**Given task:**
Scan the entries below for the word "name". Copy each line that has it.

Figure data in JSON
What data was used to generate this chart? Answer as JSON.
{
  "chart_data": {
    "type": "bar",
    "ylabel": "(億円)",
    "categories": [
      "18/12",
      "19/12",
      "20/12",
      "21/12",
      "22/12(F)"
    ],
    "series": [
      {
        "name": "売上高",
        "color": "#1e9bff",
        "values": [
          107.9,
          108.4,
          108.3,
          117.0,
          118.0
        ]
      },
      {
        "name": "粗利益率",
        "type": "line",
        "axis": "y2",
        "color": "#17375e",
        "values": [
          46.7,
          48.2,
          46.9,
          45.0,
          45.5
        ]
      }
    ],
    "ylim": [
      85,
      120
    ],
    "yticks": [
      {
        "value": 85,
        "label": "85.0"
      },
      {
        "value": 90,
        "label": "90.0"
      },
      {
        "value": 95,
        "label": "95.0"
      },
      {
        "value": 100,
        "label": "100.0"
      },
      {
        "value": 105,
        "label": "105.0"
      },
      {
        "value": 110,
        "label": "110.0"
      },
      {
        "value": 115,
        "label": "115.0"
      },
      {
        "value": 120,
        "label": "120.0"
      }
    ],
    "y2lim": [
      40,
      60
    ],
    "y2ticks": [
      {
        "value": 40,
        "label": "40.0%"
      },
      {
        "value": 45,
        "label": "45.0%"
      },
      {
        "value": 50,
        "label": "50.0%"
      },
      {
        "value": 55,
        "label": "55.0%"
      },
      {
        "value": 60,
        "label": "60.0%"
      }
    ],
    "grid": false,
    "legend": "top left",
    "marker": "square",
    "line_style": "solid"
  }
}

==

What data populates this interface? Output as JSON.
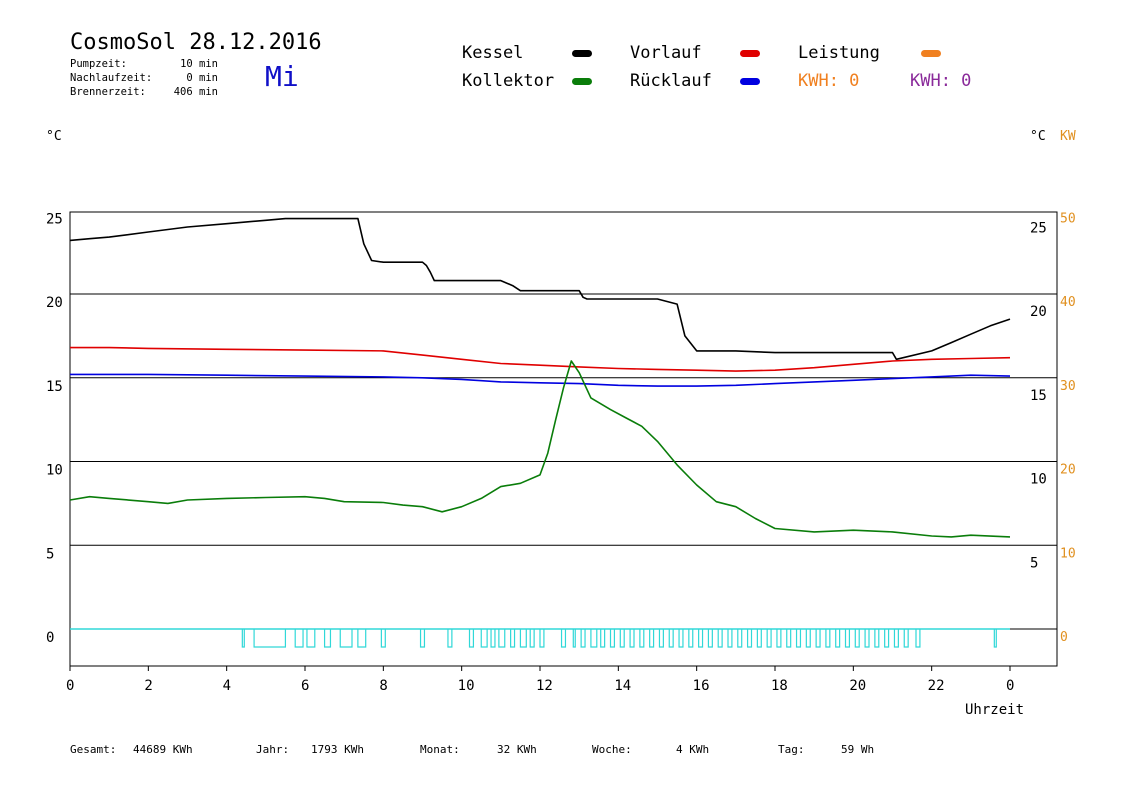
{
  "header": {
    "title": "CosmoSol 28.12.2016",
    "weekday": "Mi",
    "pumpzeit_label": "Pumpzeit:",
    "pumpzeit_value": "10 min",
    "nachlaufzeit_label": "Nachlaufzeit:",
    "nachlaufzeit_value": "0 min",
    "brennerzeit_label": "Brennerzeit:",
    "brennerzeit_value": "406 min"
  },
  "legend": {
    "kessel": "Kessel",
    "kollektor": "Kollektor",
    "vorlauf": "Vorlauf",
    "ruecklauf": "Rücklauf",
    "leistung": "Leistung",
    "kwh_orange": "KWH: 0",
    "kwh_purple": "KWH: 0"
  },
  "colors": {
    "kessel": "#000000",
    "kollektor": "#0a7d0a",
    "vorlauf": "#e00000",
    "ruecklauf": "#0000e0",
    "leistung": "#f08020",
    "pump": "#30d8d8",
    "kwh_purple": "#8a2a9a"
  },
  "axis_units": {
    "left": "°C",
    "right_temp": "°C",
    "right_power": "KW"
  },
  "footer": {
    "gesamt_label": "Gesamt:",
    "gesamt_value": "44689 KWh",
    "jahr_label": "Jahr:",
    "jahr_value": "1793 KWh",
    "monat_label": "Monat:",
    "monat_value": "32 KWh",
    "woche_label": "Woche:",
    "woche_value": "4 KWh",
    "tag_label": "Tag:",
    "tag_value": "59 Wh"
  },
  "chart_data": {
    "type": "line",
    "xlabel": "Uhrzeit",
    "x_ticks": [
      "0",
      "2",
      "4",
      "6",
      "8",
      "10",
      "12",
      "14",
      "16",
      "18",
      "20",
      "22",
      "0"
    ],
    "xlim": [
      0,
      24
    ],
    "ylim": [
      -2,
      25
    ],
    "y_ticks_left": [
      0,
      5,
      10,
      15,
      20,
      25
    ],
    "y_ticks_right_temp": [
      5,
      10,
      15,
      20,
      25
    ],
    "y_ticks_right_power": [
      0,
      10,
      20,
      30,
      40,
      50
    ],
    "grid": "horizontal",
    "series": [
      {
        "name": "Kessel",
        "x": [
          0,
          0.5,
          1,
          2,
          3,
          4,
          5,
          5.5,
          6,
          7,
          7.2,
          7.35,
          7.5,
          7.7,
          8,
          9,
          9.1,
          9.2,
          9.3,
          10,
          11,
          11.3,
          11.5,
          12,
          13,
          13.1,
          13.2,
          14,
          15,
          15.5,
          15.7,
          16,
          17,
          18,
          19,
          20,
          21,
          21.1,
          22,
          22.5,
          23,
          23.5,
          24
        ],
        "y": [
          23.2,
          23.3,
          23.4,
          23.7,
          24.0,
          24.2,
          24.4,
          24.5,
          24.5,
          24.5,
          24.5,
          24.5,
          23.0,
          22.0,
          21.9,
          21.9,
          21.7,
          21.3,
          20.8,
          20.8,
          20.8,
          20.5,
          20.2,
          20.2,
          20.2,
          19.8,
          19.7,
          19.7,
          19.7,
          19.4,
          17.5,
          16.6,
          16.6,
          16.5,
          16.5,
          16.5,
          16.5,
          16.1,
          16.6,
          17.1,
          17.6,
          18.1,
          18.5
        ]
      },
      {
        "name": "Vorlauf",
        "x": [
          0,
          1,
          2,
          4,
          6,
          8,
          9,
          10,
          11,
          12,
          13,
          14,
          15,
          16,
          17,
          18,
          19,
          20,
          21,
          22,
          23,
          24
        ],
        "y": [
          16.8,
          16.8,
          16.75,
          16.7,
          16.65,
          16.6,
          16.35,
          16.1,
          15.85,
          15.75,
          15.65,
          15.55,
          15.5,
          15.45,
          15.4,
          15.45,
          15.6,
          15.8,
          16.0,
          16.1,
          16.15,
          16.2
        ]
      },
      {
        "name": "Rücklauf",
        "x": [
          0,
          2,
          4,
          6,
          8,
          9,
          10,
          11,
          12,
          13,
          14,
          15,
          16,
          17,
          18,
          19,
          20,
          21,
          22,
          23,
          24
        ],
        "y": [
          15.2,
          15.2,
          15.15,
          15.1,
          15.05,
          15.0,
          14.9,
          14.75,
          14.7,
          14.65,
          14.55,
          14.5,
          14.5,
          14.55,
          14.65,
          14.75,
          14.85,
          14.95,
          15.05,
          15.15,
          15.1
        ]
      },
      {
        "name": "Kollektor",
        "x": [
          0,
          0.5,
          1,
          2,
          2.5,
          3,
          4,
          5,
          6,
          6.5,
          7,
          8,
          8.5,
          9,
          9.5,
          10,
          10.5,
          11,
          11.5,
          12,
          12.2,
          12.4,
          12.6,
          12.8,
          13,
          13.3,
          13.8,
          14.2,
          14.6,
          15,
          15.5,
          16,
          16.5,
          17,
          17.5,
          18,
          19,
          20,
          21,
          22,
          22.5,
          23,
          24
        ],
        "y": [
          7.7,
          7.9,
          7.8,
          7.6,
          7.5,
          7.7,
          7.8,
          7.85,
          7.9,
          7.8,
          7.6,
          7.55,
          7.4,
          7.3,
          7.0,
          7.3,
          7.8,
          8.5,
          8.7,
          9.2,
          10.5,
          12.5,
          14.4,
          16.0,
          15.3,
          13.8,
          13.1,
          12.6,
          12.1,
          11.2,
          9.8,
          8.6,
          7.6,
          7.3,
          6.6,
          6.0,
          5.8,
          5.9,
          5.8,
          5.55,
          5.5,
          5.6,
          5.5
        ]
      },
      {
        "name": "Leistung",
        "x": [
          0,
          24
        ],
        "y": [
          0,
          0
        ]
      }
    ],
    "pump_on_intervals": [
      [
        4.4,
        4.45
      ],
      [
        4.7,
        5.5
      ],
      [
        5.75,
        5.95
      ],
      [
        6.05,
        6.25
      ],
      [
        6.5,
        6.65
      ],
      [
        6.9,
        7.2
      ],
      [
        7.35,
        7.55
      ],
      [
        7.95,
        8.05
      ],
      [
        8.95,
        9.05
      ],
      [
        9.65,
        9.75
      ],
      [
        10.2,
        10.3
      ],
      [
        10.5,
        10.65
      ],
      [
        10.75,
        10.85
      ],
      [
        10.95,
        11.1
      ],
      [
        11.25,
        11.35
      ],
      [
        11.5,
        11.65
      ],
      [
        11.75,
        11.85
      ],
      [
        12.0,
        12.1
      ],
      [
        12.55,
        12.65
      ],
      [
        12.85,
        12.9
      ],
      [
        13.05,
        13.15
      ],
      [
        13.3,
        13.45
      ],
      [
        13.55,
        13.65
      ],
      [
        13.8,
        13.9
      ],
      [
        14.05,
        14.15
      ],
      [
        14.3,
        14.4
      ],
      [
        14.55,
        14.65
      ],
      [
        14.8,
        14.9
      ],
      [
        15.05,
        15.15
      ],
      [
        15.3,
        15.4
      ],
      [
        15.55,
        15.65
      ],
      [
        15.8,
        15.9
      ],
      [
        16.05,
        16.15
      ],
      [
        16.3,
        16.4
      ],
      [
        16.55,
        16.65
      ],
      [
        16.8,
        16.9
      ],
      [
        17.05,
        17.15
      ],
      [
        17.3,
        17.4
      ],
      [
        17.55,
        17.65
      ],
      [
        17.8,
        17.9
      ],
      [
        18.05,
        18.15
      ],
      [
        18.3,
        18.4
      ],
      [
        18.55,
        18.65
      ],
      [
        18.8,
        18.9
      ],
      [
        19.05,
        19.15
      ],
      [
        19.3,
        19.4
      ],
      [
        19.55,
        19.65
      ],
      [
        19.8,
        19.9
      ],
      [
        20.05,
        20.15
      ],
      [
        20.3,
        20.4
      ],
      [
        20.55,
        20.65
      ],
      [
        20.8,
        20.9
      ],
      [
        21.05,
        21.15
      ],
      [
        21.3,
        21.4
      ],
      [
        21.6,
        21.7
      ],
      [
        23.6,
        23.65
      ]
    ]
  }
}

**Completed task:**
        "name": "売上高",
        "name": "粗利益率",
        "name": "Kessel",
        "name": "Vorlauf",
        "name": "Rücklauf",
        "name": "Kollektor",
        "name": "Leistung",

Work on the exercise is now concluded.